§ Listed records:
<<<<

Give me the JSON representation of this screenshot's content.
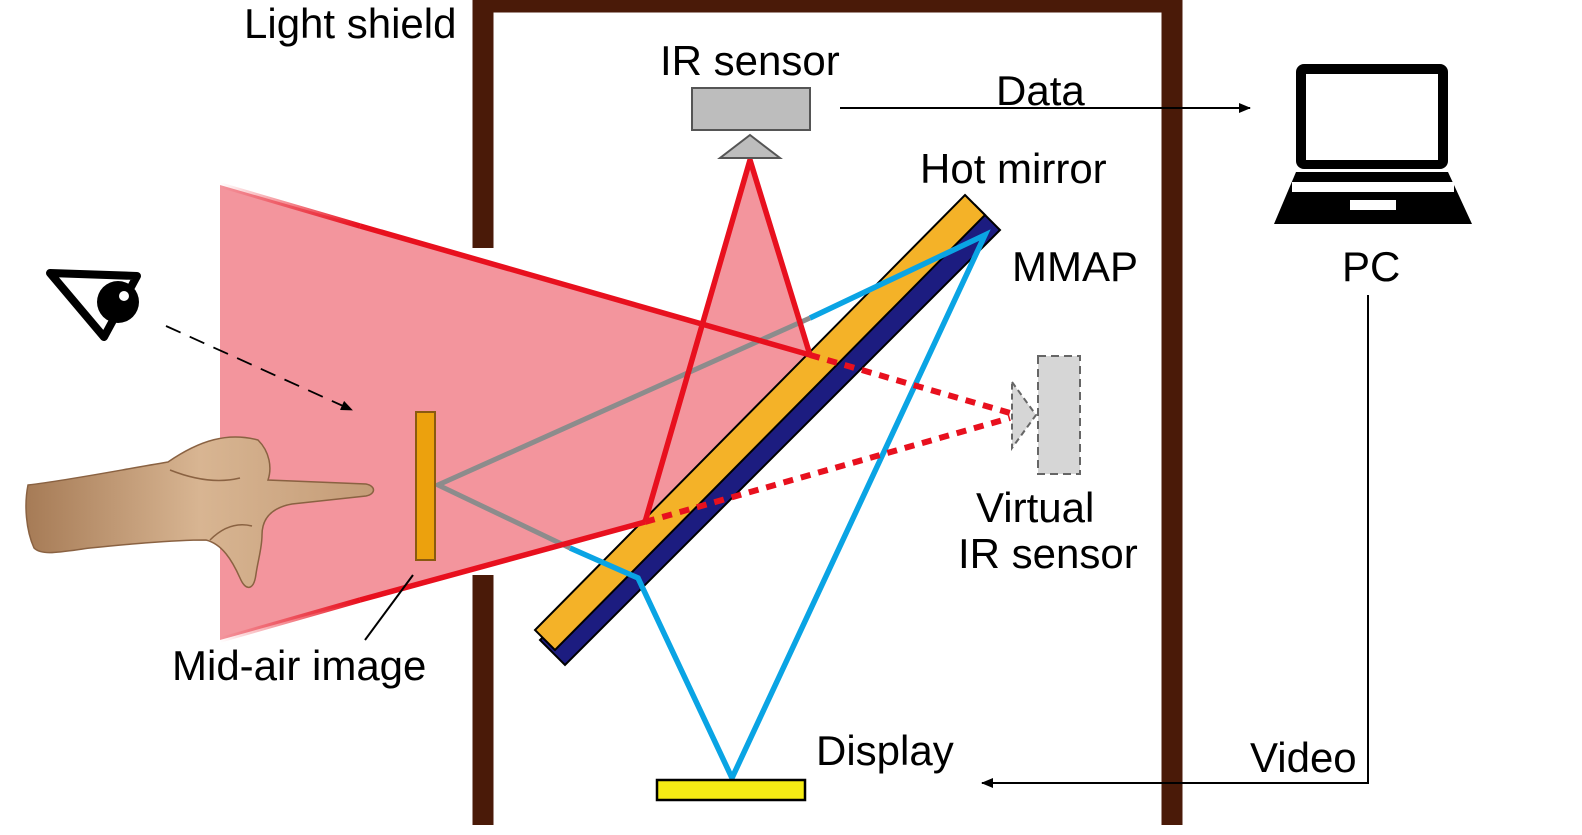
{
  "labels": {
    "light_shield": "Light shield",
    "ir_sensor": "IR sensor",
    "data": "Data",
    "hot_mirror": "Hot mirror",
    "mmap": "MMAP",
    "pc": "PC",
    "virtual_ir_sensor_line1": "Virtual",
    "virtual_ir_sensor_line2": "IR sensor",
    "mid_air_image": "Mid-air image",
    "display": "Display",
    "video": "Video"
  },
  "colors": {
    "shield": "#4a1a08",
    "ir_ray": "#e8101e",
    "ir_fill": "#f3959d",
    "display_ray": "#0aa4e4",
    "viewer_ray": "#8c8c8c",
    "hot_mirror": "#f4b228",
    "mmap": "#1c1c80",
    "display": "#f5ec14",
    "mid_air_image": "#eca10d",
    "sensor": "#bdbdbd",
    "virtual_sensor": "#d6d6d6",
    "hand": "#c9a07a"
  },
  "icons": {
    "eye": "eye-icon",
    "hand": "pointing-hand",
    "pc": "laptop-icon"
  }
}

>>>>

§ Exercise requirements:
Show the lines from the data above that contain the string "shield".

§ Task solution:
    "light_shield": "Light shield",
    "shield": "#4a1a08",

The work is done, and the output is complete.